=== Task statement ===
Show all lines holding the string "xticklabels".

=== Data to process ===
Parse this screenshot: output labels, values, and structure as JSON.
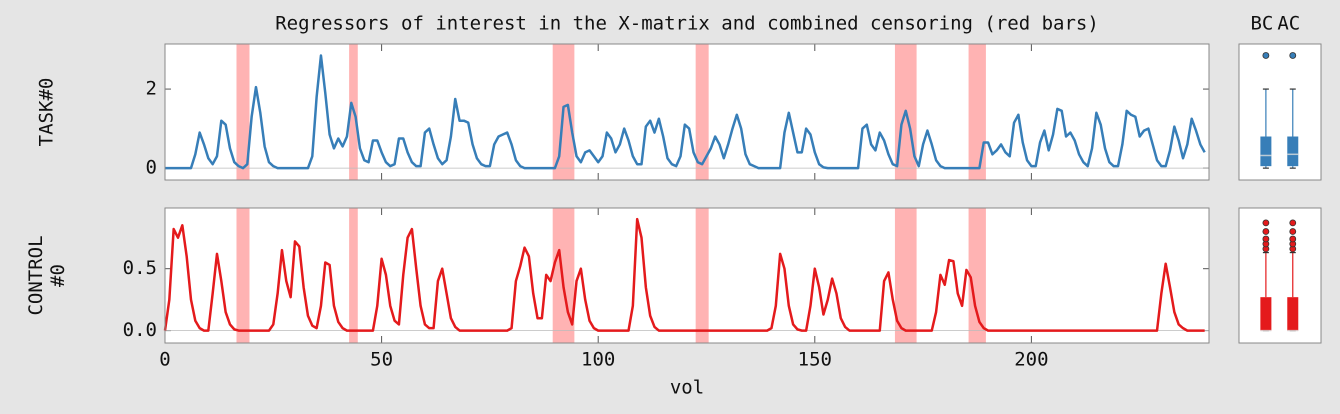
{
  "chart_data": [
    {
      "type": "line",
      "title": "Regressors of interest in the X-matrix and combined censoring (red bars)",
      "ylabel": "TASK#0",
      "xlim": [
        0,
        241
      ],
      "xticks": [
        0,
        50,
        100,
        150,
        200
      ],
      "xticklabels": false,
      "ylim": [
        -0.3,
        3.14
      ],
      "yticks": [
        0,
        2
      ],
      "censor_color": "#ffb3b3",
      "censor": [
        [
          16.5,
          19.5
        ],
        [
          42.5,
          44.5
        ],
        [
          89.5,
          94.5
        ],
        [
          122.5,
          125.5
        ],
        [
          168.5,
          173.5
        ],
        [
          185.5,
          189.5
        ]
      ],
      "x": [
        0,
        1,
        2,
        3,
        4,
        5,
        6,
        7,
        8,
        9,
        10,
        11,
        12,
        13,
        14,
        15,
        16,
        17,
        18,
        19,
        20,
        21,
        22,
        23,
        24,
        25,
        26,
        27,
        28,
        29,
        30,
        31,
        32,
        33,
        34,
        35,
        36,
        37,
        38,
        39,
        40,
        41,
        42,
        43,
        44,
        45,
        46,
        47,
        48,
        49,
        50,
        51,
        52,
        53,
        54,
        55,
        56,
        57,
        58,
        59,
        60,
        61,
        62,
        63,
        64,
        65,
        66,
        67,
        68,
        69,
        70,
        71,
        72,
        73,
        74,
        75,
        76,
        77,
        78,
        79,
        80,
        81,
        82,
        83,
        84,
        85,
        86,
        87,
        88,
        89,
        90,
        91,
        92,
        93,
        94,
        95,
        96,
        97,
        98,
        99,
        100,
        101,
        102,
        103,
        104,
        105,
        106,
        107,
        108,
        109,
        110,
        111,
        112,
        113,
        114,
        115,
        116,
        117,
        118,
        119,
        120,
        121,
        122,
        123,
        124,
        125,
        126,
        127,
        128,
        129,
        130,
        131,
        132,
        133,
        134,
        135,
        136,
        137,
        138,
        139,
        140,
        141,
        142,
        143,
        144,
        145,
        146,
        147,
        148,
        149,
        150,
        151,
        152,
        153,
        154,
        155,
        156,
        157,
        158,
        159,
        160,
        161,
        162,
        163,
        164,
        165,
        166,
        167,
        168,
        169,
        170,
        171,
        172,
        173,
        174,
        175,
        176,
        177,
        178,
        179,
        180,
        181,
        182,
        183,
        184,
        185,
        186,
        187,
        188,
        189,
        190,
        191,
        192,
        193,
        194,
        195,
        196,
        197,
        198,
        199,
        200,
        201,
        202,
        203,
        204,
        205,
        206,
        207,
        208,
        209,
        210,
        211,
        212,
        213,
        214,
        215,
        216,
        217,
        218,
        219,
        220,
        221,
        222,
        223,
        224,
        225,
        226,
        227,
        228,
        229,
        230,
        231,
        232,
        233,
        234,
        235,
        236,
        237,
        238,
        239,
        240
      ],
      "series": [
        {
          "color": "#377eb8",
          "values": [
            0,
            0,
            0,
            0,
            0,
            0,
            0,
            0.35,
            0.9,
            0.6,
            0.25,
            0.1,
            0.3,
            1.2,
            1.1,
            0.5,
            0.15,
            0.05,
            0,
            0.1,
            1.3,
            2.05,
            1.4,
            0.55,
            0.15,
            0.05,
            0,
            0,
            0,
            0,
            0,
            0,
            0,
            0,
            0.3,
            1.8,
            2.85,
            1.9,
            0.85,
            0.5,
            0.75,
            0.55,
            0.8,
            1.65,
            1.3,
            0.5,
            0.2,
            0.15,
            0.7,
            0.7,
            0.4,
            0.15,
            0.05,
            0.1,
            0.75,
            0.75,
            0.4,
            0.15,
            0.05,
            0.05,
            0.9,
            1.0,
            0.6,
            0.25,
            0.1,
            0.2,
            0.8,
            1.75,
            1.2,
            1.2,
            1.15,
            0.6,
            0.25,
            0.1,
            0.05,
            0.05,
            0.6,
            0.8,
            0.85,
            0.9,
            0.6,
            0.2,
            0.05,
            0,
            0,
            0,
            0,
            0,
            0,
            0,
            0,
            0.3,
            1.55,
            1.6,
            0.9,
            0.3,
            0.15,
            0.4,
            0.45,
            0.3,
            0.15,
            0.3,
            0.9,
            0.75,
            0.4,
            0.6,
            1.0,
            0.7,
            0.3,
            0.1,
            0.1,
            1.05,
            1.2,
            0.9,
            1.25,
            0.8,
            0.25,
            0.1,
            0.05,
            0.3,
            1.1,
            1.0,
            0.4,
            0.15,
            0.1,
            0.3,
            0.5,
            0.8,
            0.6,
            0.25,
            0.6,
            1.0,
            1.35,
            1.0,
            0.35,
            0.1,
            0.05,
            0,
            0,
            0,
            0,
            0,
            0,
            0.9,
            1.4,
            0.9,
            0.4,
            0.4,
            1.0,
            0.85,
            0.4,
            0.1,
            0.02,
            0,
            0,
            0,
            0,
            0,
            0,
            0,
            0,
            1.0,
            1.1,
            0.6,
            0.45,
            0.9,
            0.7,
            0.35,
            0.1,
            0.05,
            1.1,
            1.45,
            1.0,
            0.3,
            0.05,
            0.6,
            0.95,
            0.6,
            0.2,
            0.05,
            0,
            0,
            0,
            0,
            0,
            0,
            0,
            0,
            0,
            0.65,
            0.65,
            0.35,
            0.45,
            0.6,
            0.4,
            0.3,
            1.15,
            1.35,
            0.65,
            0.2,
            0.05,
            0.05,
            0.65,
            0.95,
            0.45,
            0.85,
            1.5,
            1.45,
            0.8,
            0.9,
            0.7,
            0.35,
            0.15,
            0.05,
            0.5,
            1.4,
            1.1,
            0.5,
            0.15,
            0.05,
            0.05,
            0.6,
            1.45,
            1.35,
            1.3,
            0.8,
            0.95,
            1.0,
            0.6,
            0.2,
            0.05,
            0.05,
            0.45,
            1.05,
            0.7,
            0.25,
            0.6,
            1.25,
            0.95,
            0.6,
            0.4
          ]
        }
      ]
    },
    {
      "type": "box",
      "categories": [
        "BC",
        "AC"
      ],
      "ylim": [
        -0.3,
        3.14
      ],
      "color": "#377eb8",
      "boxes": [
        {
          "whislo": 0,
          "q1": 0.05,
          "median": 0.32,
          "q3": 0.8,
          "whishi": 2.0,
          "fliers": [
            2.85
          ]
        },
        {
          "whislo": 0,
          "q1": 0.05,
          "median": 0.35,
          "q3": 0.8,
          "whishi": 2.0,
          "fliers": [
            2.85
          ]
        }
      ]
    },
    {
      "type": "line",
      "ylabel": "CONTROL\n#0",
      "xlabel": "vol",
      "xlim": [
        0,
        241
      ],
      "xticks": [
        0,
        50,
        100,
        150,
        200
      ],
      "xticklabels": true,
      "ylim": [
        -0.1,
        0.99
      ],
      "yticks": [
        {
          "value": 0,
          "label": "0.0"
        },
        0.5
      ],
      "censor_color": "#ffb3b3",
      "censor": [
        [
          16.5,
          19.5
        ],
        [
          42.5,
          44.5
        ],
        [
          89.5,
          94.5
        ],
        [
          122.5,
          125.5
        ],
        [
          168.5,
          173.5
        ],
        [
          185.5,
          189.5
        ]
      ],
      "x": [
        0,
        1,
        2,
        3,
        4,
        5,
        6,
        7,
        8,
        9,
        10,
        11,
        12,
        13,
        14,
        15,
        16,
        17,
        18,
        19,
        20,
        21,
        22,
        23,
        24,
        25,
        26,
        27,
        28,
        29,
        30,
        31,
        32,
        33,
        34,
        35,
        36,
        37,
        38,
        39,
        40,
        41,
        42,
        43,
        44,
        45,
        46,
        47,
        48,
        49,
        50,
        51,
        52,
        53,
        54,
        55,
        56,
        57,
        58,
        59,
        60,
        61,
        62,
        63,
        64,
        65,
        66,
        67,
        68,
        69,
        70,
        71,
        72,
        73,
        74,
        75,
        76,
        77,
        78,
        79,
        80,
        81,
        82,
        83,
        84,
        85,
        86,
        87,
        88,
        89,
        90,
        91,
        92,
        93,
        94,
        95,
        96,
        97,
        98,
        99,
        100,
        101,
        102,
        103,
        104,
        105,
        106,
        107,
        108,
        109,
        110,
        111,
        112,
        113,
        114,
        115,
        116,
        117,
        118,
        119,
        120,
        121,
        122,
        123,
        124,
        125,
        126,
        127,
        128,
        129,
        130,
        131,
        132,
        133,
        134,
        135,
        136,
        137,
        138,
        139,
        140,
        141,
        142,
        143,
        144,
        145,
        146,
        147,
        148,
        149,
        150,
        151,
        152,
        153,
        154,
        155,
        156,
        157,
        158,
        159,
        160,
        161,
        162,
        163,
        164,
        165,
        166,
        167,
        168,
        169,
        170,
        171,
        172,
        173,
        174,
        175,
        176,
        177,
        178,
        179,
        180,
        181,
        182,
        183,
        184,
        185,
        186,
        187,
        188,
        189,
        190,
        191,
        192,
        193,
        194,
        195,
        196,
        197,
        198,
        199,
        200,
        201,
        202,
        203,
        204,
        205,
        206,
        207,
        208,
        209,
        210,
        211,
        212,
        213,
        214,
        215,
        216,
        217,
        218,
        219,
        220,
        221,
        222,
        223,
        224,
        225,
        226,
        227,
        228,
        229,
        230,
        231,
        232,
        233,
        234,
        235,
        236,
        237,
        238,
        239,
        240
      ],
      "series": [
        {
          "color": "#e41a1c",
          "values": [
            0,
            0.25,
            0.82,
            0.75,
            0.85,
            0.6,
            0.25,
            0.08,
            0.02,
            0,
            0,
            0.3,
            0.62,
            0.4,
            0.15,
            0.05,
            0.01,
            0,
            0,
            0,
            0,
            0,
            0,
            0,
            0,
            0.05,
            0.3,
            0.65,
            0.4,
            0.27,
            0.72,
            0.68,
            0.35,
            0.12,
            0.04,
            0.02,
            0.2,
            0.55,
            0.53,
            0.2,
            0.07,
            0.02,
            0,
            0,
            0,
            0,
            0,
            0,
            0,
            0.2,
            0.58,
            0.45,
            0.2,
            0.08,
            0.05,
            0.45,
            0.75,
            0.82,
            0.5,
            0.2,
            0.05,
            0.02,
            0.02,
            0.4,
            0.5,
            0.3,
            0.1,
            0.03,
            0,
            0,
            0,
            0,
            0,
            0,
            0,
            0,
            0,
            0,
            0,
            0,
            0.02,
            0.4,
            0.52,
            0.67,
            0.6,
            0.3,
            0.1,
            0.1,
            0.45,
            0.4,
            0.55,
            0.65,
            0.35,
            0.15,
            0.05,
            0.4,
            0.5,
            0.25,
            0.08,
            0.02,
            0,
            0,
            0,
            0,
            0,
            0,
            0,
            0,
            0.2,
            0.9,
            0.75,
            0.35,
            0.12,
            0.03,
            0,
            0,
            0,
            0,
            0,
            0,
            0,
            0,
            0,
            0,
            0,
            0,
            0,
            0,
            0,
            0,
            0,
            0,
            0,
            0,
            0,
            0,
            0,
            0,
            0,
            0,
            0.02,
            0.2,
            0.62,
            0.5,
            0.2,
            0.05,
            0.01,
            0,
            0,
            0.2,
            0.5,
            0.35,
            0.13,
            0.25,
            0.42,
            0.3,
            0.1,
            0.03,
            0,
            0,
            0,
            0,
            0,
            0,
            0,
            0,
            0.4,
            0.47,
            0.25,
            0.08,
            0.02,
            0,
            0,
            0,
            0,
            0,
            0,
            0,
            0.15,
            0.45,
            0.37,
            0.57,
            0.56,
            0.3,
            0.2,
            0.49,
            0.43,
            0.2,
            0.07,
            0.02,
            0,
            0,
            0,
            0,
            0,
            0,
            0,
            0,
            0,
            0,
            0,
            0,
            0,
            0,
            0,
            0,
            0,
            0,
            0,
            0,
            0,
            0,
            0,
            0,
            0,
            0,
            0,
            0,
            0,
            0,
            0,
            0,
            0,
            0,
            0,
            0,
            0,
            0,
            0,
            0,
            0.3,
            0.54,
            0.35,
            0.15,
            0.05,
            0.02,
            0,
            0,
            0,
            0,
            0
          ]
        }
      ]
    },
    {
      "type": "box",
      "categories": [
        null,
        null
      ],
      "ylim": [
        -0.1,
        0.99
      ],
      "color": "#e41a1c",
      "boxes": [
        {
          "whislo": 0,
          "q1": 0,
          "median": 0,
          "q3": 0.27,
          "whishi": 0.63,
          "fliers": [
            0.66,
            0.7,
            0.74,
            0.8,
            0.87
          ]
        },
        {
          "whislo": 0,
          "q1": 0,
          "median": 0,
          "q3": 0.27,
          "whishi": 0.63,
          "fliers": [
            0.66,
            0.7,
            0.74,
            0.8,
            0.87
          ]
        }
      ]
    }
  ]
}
...
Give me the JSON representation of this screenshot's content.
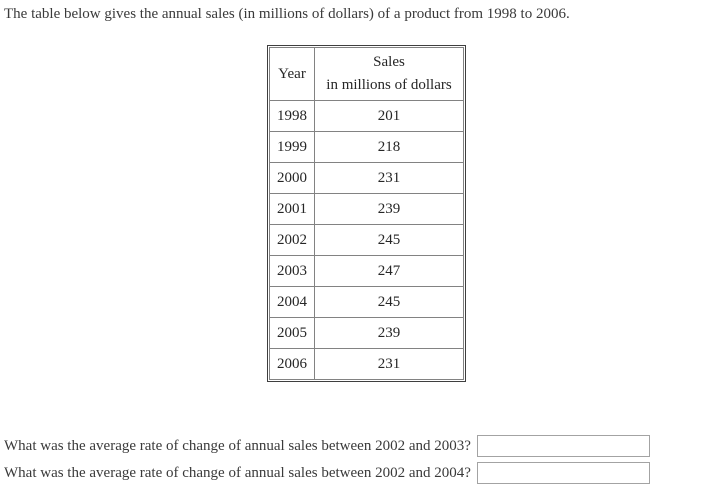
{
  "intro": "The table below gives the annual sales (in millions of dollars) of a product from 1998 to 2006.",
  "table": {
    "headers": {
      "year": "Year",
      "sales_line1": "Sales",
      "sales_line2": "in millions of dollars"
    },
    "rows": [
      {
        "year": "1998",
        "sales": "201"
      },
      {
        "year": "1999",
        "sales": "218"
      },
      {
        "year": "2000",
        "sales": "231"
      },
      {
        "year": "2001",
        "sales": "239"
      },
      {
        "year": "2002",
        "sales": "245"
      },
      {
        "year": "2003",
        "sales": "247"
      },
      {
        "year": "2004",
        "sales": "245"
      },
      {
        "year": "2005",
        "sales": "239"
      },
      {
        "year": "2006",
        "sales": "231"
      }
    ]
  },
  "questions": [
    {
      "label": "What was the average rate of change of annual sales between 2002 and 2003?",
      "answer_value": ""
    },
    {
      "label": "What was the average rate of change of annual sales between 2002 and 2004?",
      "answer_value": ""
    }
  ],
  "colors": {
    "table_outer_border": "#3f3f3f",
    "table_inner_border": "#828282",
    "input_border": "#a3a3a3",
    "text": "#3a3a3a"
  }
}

=== Result of this task ===
      "xticklabels": false,
      "xticklabels": true,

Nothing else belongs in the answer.